» Stored records:
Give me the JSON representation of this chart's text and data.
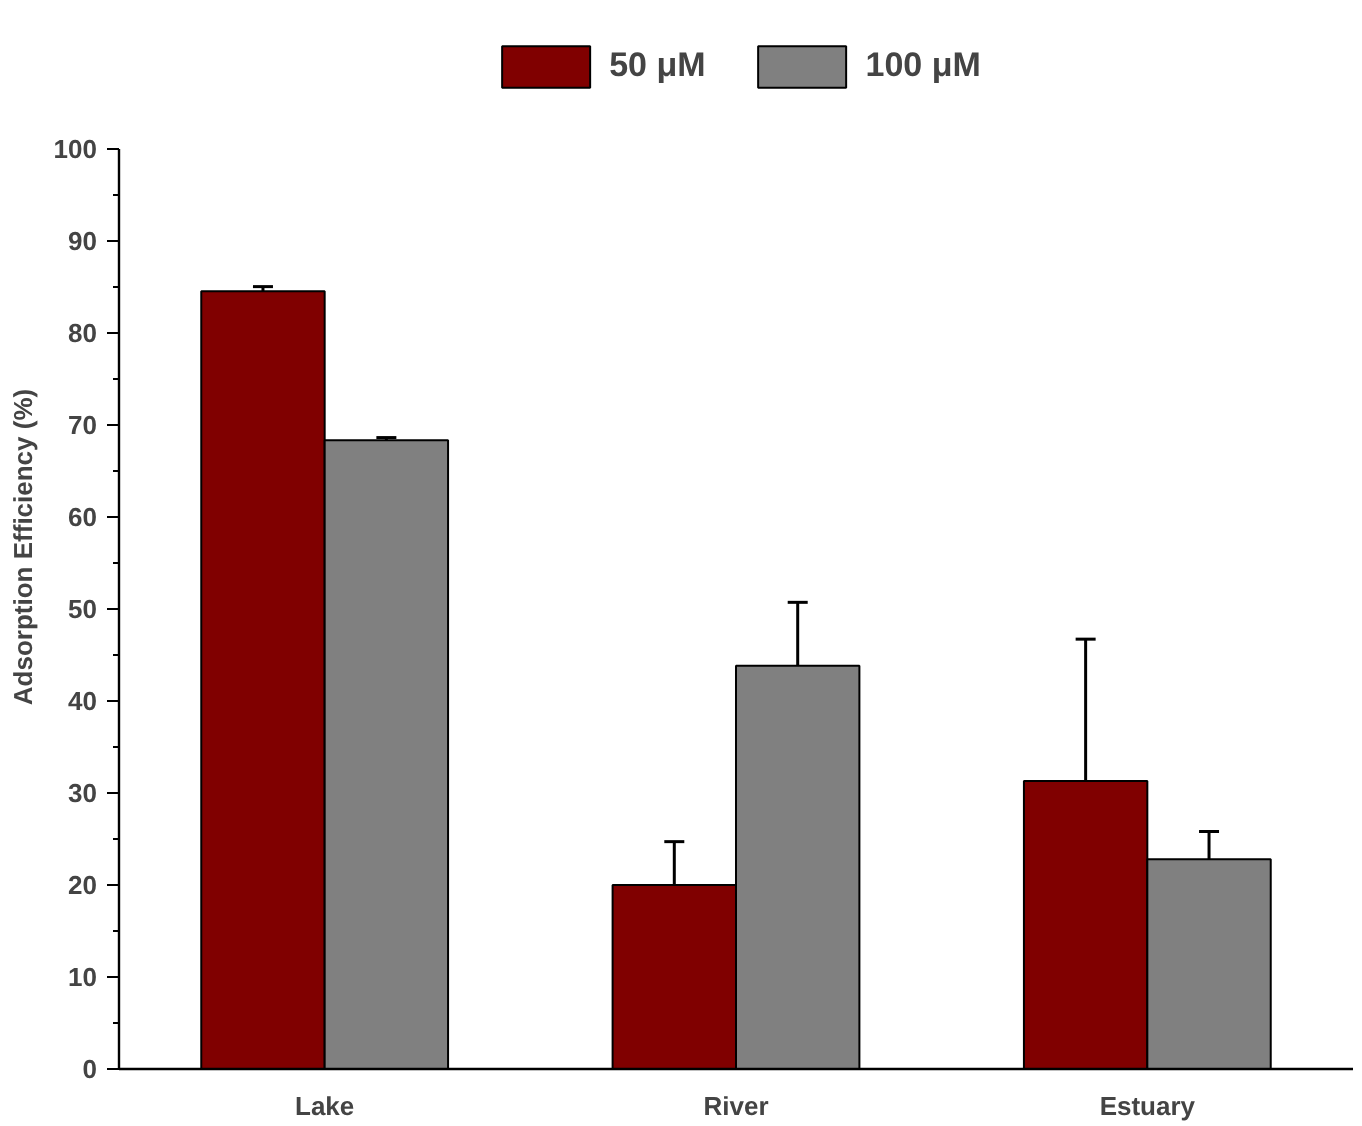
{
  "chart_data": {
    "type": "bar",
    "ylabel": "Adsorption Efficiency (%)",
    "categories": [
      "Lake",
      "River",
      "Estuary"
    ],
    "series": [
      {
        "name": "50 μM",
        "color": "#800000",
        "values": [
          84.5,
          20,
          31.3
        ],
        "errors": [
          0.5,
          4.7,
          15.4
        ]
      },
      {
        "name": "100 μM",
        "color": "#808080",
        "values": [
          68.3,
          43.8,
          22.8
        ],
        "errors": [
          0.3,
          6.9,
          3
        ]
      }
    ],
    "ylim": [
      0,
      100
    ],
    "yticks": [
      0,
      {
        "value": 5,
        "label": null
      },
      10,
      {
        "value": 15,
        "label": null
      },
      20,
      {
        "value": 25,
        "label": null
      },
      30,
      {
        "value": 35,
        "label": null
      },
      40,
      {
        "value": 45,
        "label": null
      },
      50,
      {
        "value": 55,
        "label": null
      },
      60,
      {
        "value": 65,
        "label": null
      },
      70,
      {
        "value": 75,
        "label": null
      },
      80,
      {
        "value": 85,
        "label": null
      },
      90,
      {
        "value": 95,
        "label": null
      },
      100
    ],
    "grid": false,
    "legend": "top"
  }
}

» The problem: Quote all of the entries word for word, omitting any pictures.

» Result below:
Give me the JSON representation of this chart's text and data.
{
  "chart_data": {
    "type": "bar",
    "ylabel": "Adsorption Efficiency (%)",
    "categories": [
      "Lake",
      "River",
      "Estuary"
    ],
    "series": [
      {
        "name": "50 μM",
        "color": "#800000",
        "values": [
          84.5,
          20,
          31.3
        ],
        "errors": [
          0.5,
          4.7,
          15.4
        ]
      },
      {
        "name": "100 μM",
        "color": "#808080",
        "values": [
          68.3,
          43.8,
          22.8
        ],
        "errors": [
          0.3,
          6.9,
          3
        ]
      }
    ],
    "ylim": [
      0,
      100
    ],
    "yticks": [
      0,
      {
        "value": 5,
        "label": null
      },
      10,
      {
        "value": 15,
        "label": null
      },
      20,
      {
        "value": 25,
        "label": null
      },
      30,
      {
        "value": 35,
        "label": null
      },
      40,
      {
        "value": 45,
        "label": null
      },
      50,
      {
        "value": 55,
        "label": null
      },
      60,
      {
        "value": 65,
        "label": null
      },
      70,
      {
        "value": 75,
        "label": null
      },
      80,
      {
        "value": 85,
        "label": null
      },
      90,
      {
        "value": 95,
        "label": null
      },
      100
    ],
    "grid": false,
    "legend": "top"
  }
}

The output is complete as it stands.